### Task requirements
Pick out every line holding the string "trasmette" and copy it.
══ Records for this exercise ══
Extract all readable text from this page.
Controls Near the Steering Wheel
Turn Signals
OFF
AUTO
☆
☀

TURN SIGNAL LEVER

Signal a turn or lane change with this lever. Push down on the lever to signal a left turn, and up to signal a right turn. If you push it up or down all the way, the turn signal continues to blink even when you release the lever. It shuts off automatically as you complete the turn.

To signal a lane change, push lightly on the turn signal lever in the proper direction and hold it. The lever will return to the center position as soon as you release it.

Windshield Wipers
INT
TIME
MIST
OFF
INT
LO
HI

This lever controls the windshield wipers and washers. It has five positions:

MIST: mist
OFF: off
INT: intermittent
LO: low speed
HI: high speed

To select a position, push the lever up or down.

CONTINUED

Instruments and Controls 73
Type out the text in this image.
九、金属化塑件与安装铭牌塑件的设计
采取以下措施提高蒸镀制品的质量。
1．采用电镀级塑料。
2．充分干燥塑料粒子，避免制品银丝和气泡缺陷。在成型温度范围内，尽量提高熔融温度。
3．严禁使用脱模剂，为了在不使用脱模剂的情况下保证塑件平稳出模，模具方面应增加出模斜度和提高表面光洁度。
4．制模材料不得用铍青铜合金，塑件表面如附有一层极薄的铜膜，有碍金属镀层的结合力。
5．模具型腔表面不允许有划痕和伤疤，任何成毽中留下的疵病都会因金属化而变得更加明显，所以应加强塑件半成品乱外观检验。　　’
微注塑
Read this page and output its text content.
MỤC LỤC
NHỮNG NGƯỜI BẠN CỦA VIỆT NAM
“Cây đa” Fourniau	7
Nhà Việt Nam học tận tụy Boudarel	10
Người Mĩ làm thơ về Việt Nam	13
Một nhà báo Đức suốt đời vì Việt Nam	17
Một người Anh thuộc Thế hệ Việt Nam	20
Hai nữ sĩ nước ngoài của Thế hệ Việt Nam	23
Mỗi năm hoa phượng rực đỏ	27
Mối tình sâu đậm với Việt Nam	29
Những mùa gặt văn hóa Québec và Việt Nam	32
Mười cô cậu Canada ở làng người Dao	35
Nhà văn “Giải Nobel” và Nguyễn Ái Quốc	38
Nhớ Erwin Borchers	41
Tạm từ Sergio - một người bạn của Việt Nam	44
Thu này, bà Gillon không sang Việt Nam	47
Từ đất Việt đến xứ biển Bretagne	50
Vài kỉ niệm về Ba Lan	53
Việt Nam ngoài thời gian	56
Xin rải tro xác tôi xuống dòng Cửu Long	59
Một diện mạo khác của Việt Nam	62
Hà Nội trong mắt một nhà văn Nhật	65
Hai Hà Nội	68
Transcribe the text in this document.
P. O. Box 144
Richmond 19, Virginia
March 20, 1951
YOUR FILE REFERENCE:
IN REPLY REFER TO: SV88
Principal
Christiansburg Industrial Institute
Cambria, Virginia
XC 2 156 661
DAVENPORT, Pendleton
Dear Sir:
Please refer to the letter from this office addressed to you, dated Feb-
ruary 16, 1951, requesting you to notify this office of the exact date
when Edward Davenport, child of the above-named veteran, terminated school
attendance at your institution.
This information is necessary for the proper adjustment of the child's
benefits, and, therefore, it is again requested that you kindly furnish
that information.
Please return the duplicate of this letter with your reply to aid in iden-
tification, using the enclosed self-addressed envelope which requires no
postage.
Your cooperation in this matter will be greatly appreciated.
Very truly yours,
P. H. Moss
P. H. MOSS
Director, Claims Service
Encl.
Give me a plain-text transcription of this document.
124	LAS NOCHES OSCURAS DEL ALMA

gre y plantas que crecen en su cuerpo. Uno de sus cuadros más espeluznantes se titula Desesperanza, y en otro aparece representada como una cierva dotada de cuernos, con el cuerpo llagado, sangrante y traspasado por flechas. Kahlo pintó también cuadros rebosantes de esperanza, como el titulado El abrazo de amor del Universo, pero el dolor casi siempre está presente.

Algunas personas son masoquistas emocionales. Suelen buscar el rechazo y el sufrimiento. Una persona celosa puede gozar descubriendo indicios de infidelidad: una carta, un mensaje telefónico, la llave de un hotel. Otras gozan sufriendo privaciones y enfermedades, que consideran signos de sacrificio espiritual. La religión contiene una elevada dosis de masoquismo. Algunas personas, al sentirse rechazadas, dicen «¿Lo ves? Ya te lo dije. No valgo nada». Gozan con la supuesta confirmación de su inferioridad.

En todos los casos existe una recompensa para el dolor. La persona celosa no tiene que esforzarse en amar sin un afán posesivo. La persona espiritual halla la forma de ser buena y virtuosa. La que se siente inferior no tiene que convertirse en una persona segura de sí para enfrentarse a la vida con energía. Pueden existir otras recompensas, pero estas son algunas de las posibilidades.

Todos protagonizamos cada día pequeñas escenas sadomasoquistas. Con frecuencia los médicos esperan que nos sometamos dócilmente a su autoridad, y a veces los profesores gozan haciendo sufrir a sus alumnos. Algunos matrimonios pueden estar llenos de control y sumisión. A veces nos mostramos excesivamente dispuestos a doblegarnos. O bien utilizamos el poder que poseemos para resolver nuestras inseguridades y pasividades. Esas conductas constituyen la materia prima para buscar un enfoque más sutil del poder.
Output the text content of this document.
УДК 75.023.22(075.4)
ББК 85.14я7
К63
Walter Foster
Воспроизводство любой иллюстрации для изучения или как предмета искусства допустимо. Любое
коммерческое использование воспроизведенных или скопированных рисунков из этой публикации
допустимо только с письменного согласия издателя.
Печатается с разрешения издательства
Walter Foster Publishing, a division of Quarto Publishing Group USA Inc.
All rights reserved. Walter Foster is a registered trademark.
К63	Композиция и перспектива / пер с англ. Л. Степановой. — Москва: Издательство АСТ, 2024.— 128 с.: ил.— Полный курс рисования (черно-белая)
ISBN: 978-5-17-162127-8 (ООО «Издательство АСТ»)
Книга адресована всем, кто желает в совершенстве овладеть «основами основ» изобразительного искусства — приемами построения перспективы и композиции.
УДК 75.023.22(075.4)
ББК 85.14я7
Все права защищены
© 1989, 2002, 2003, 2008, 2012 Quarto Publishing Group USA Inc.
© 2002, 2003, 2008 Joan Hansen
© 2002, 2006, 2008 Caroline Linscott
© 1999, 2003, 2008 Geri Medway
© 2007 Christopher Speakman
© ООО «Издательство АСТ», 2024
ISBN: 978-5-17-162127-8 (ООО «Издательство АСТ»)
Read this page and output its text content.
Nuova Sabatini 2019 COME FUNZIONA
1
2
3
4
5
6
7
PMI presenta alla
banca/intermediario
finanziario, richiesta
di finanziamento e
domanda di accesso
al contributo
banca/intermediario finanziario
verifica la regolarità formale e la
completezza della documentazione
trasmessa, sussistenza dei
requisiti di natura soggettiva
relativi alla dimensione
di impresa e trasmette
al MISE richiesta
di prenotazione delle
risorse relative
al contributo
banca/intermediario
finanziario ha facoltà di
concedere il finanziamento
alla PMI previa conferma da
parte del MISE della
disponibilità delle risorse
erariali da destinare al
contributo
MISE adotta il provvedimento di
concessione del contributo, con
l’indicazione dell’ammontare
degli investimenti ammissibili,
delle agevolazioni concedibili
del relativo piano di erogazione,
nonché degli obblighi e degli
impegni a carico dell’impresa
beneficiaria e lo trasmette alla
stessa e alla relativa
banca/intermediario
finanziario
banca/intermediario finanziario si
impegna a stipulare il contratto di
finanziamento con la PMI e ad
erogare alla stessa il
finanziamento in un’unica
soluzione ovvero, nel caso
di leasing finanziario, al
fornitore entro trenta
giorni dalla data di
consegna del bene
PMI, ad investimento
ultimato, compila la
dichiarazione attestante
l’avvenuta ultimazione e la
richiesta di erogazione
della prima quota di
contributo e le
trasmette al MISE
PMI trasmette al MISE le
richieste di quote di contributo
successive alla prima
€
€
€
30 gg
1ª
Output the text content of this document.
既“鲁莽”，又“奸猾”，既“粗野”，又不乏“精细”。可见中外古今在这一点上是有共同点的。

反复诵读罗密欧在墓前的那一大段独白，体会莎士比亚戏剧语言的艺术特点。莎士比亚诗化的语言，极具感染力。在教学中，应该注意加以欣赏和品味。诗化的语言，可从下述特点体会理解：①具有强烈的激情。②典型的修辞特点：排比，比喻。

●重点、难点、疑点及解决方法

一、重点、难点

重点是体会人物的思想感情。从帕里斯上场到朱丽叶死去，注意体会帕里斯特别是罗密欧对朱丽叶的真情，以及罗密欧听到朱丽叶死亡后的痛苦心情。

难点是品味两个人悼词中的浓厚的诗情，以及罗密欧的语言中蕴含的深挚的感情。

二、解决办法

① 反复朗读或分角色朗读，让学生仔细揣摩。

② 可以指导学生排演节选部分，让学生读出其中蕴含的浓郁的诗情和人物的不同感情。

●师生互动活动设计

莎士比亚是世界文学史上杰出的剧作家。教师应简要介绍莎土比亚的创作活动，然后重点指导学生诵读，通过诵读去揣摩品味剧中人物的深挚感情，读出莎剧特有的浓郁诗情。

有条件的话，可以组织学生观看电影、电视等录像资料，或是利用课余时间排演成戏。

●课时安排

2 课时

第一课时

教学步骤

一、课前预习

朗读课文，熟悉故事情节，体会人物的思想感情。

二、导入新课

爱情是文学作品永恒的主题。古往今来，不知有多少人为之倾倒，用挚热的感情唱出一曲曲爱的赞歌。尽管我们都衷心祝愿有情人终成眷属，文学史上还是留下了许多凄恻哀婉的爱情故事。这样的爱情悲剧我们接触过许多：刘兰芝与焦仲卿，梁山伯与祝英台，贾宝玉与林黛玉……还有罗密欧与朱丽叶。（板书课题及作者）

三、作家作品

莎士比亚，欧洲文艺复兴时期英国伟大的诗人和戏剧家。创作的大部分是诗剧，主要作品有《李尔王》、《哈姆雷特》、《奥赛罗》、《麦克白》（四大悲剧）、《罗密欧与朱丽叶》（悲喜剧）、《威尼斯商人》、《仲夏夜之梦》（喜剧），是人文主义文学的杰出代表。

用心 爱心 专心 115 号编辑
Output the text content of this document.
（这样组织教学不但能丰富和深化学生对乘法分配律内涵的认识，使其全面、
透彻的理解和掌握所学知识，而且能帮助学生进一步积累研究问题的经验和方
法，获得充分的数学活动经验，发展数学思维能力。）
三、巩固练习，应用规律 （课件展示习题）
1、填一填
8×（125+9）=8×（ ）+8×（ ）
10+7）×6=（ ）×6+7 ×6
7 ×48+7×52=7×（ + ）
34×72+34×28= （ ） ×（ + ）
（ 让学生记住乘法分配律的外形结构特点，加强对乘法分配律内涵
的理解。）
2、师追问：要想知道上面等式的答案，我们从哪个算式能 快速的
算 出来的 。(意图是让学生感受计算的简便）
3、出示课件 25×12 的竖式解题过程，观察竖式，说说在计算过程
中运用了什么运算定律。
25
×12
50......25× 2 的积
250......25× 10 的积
═══
### Response to the exercise
di impresa e trasmette
beneficiaria e lo trasmette alla
trasmette al MISE
PMI trasmette al MISE le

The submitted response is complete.